Aim of the exercise:
Reproduce every line of the records below verbatim, but leave the pictures out of your answer.

Stored records:
◇ ◇ ◇ ◇ ◇ ◇ ◇
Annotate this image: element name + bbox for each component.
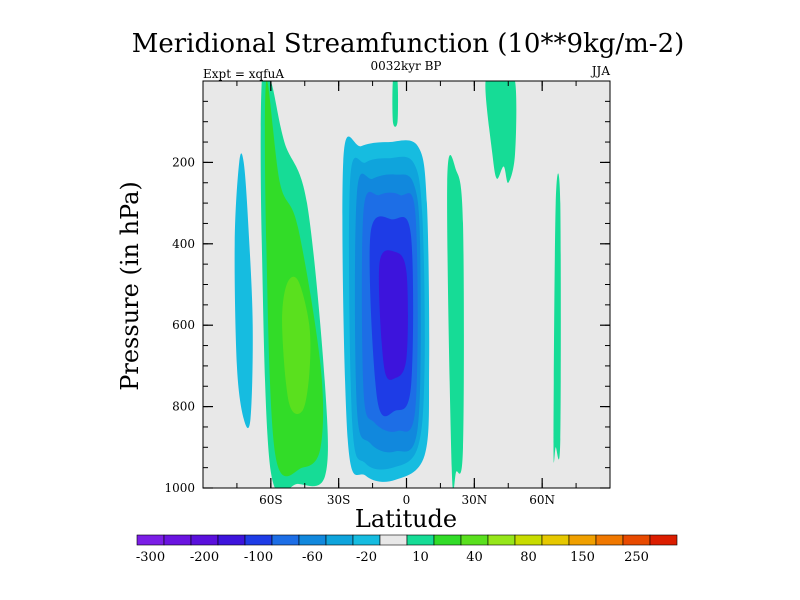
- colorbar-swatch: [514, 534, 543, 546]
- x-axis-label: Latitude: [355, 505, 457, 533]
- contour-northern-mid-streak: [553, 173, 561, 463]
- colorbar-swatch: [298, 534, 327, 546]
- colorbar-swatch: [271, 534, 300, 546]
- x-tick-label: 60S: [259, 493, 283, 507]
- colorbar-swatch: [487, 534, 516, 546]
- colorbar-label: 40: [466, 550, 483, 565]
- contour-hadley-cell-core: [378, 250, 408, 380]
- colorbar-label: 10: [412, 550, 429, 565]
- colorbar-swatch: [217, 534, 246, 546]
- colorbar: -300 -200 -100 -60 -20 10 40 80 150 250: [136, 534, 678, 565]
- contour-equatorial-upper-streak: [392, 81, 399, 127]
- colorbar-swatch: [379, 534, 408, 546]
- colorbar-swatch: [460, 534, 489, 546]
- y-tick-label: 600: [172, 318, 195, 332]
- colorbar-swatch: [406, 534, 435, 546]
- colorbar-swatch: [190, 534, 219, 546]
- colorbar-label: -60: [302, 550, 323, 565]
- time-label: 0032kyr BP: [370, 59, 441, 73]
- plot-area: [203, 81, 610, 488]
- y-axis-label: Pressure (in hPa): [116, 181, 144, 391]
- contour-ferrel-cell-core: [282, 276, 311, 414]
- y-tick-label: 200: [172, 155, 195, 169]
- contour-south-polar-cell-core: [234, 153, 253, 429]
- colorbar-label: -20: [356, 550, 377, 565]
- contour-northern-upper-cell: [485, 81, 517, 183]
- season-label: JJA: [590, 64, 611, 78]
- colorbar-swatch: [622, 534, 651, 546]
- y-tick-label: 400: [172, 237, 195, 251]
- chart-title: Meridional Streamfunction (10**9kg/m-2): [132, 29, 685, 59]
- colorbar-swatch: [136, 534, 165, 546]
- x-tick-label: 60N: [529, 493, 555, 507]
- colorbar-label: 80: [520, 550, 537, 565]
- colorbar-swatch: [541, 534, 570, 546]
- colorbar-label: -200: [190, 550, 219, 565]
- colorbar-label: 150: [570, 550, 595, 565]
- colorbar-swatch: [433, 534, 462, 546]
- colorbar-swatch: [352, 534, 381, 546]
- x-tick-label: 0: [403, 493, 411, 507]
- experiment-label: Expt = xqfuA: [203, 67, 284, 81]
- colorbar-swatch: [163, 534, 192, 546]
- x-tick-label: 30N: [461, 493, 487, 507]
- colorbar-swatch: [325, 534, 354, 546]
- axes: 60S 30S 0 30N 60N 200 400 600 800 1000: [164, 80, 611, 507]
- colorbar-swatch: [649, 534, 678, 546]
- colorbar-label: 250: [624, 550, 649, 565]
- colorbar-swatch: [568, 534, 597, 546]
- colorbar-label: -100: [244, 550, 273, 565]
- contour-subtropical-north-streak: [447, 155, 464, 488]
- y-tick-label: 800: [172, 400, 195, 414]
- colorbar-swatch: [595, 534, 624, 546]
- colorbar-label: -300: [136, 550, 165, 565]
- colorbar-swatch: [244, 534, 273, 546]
◇ ◇ ◇ ◇ ◇ ◇ ◇
Exercise result:
Annotate this image: element name + bbox for each component.
- colorbar-swatch: [514, 534, 543, 546]
- x-axis-label: Latitude: [355, 505, 457, 533]
- contour-northern-mid-streak: [553, 173, 561, 463]
- colorbar-swatch: [298, 534, 327, 546]
- colorbar-swatch: [271, 534, 300, 546]
- x-tick-label: 60S: [259, 493, 283, 507]
- colorbar-swatch: [487, 534, 516, 546]
- colorbar-label: 40: [466, 550, 483, 565]
- contour-hadley-cell-core: [378, 250, 408, 380]
- colorbar-label: 10: [412, 550, 429, 565]
- colorbar-swatch: [217, 534, 246, 546]
- colorbar: -300 -200 -100 -60 -20 10 40 80 150 250: [136, 534, 678, 565]
- contour-equatorial-upper-streak: [392, 81, 399, 127]
- colorbar-swatch: [379, 534, 408, 546]
- colorbar-swatch: [460, 534, 489, 546]
- y-tick-label: 600: [172, 318, 195, 332]
- colorbar-swatch: [406, 534, 435, 546]
- colorbar-swatch: [190, 534, 219, 546]
- colorbar-label: -60: [302, 550, 323, 565]
- time-label: 0032kyr BP: [370, 59, 441, 73]
- plot-area: [203, 81, 610, 488]
- y-axis-label: Pressure (in hPa): [116, 181, 144, 391]
- contour-ferrel-cell-core: [282, 276, 311, 414]
- y-tick-label: 200: [172, 155, 195, 169]
- contour-south-polar-cell-core: [234, 153, 253, 429]
- colorbar-label: -20: [356, 550, 377, 565]
- contour-northern-upper-cell: [485, 81, 517, 183]
- season-label: JJA: [590, 64, 611, 78]
- colorbar-swatch: [622, 534, 651, 546]
- y-tick-label: 400: [172, 237, 195, 251]
- chart-title: Meridional Streamfunction (10**9kg/m-2): [132, 29, 685, 59]
- colorbar-swatch: [136, 534, 165, 546]
- x-tick-label: 60N: [529, 493, 555, 507]
- colorbar-label: 80: [520, 550, 537, 565]
- colorbar-swatch: [541, 534, 570, 546]
- colorbar-label: -200: [190, 550, 219, 565]
- colorbar-label: 150: [570, 550, 595, 565]
- colorbar-swatch: [433, 534, 462, 546]
- colorbar-swatch: [352, 534, 381, 546]
- x-tick-label: 0: [403, 493, 411, 507]
- experiment-label: Expt = xqfuA: [203, 67, 284, 81]
- colorbar-swatch: [163, 534, 192, 546]
- x-tick-label: 30N: [461, 493, 487, 507]
- colorbar-swatch: [325, 534, 354, 546]
- axes: 60S 30S 0 30N 60N 200 400 600 800 1000: [164, 80, 611, 507]
- colorbar-swatch: [649, 534, 678, 546]
- colorbar-label: 250: [624, 550, 649, 565]
- colorbar-swatch: [568, 534, 597, 546]
- colorbar-label: -100: [244, 550, 273, 565]
- contour-subtropical-north-streak: [447, 155, 464, 488]
- y-tick-label: 800: [172, 400, 195, 414]
- colorbar-swatch: [595, 534, 624, 546]
- colorbar-label: -300: [136, 550, 165, 565]
- colorbar-swatch: [244, 534, 273, 546]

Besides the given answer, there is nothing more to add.